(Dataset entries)
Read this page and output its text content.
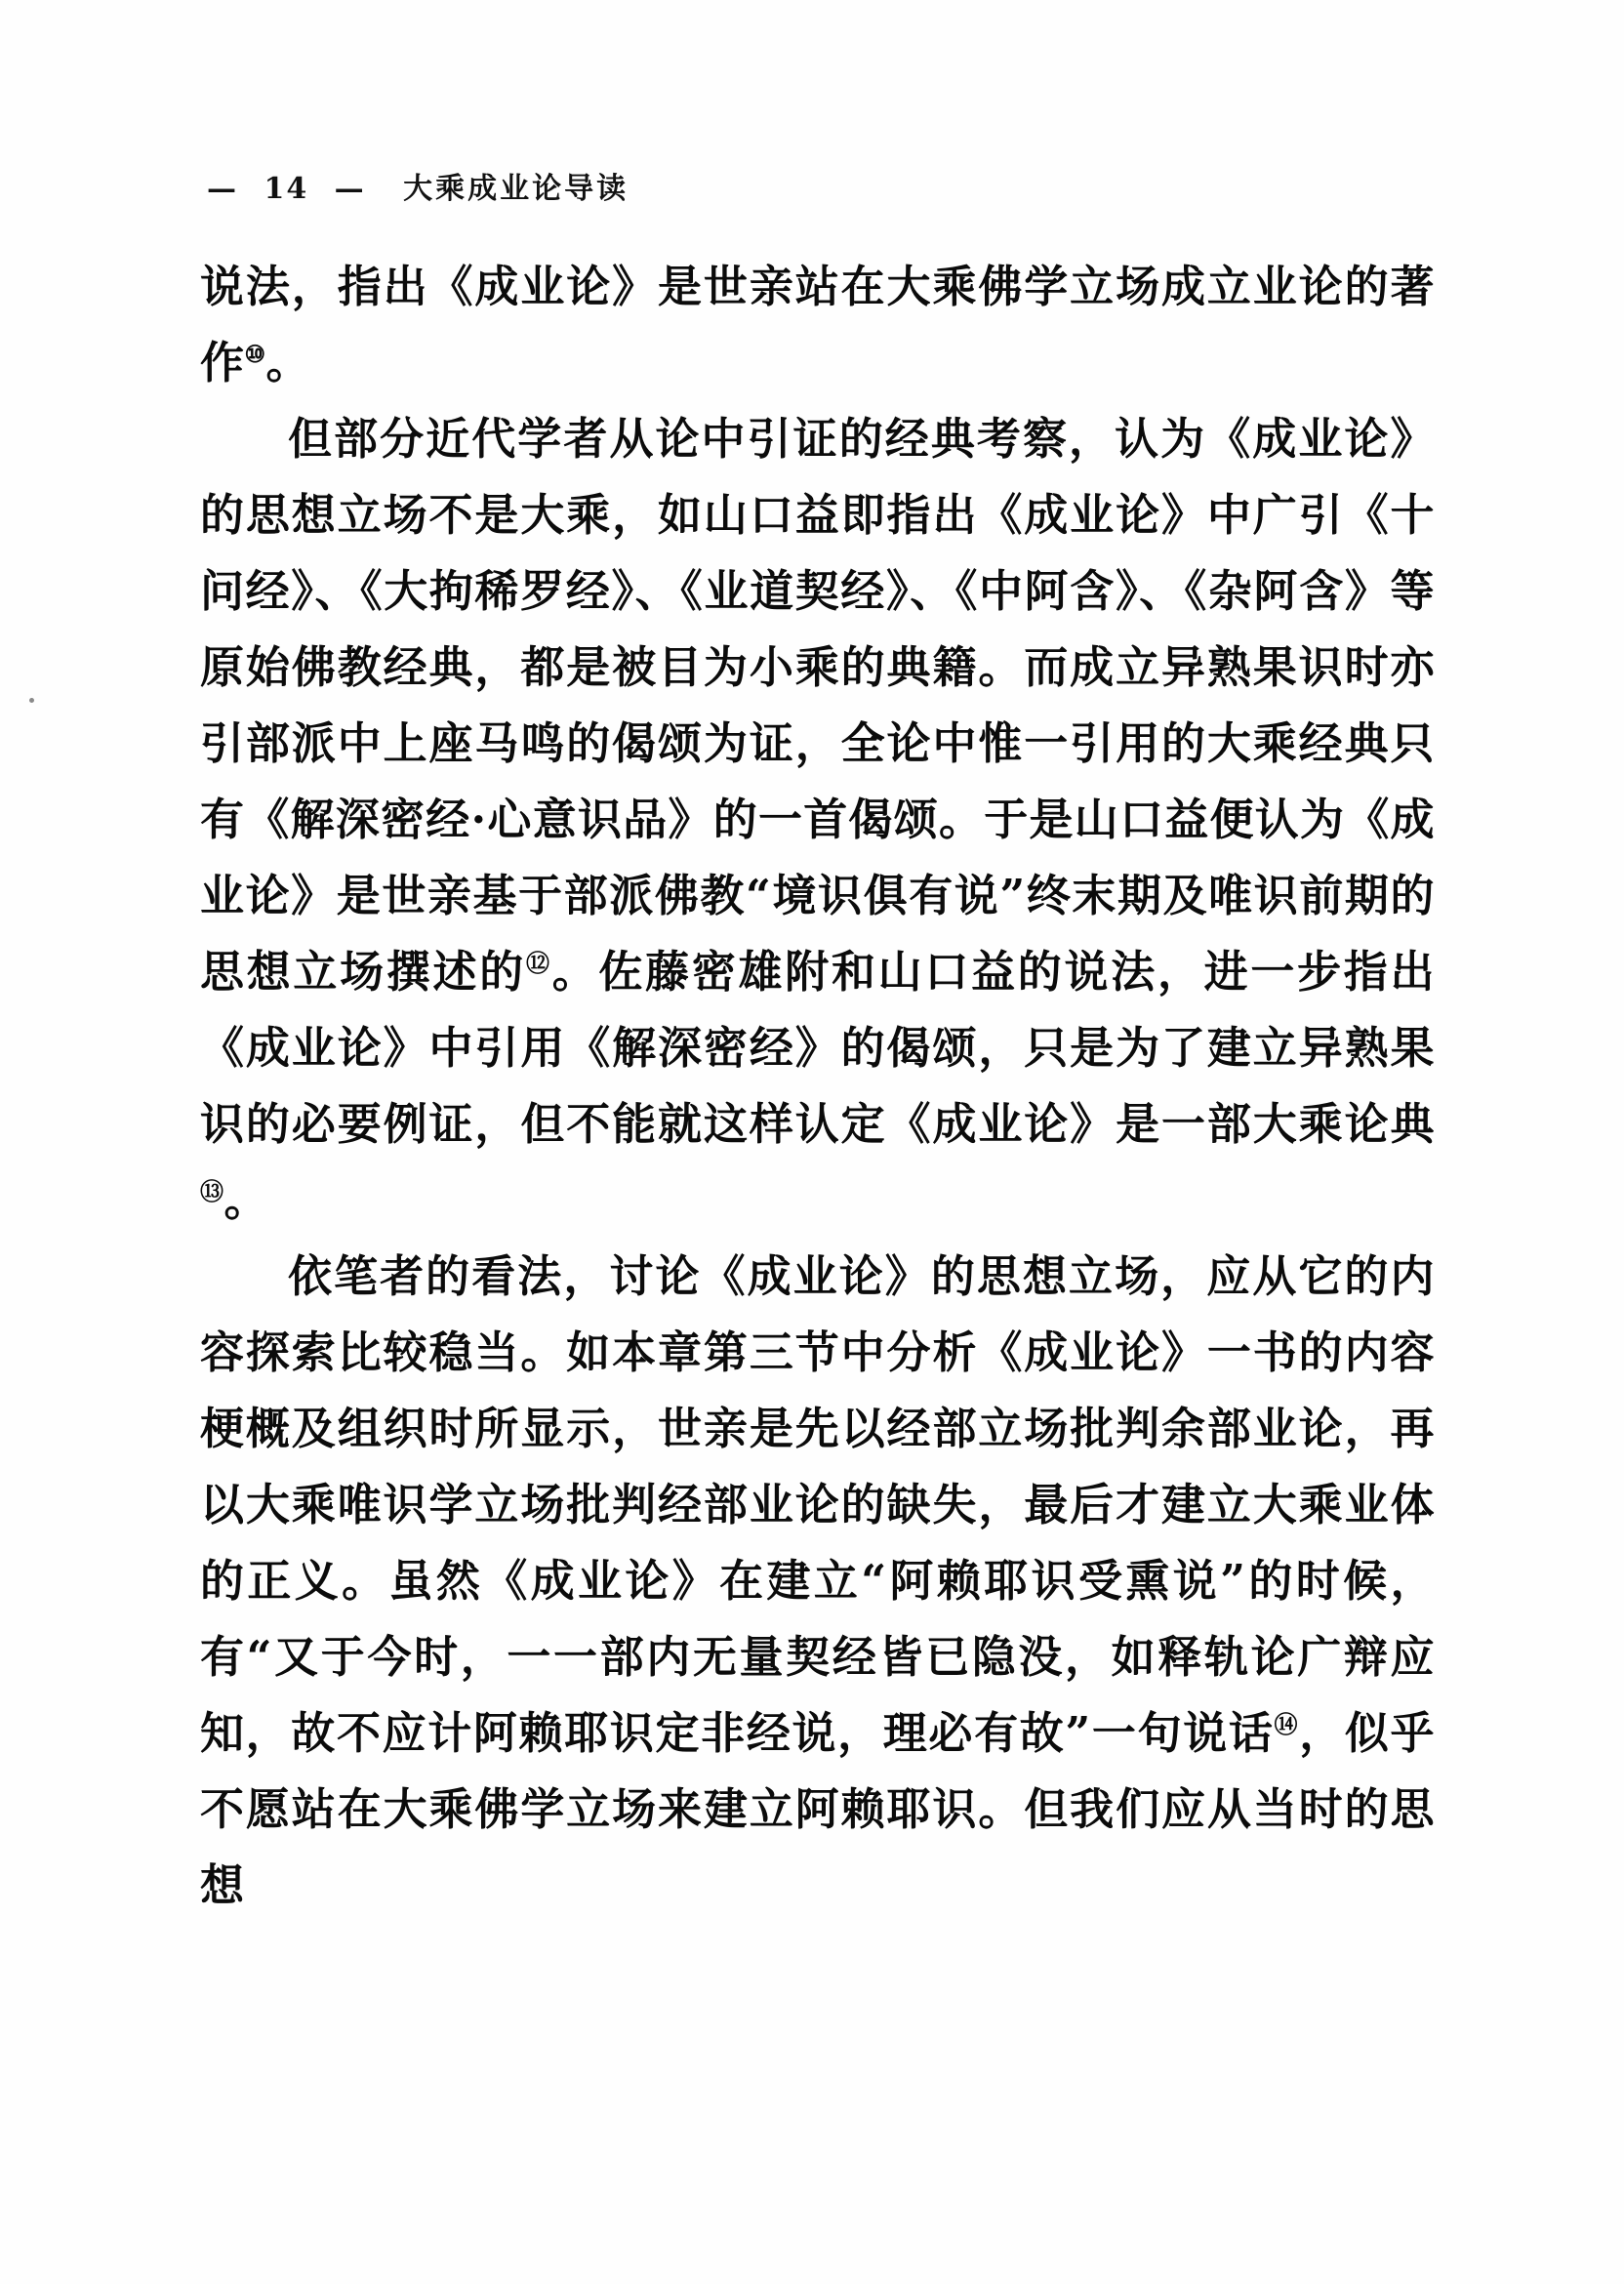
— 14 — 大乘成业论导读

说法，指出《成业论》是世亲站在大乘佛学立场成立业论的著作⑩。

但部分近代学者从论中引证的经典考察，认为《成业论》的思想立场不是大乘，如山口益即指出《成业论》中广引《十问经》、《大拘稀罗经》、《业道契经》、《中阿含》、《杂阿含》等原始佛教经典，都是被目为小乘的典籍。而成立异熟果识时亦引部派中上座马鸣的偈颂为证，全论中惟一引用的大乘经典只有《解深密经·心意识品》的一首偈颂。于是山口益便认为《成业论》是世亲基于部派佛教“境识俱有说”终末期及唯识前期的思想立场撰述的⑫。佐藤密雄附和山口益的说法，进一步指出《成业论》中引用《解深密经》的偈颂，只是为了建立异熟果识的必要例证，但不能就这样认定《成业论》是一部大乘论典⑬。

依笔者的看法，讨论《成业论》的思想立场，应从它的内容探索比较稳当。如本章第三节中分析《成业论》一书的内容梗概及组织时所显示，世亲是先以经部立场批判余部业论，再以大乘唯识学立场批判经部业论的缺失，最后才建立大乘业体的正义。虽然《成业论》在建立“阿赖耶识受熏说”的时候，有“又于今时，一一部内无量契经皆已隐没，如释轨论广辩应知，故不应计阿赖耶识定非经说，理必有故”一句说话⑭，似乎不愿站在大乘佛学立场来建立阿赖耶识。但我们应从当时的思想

#### BRIEF:
Pictures in the records above are left out; print everything else exactly as written.

#### OUTPUT BELOW:
Read this page and output its text content.
— 14 — 大乘成业论导读

说法，指出《成业论》是世亲站在大乘佛学立场成立业论的著作⑩。

但部分近代学者从论中引证的经典考察，认为《成业论》的思想立场不是大乘，如山口益即指出《成业论》中广引《十问经》、《大拘稀罗经》、《业道契经》、《中阿含》、《杂阿含》等原始佛教经典，都是被目为小乘的典籍。而成立异熟果识时亦引部派中上座马鸣的偈颂为证，全论中惟一引用的大乘经典只有《解深密经·心意识品》的一首偈颂。于是山口益便认为《成业论》是世亲基于部派佛教“境识俱有说”终末期及唯识前期的思想立场撰述的⑫。佐藤密雄附和山口益的说法，进一步指出《成业论》中引用《解深密经》的偈颂，只是为了建立异熟果识的必要例证，但不能就这样认定《成业论》是一部大乘论典⑬。

依笔者的看法，讨论《成业论》的思想立场，应从它的内容探索比较稳当。如本章第三节中分析《成业论》一书的内容梗概及组织时所显示，世亲是先以经部立场批判余部业论，再以大乘唯识学立场批判经部业论的缺失，最后才建立大乘业体的正义。虽然《成业论》在建立“阿赖耶识受熏说”的时候，有“又于今时，一一部内无量契经皆已隐没，如释轨论广辩应知，故不应计阿赖耶识定非经说，理必有故”一句说话⑭，似乎不愿站在大乘佛学立场来建立阿赖耶识。但我们应从当时的思想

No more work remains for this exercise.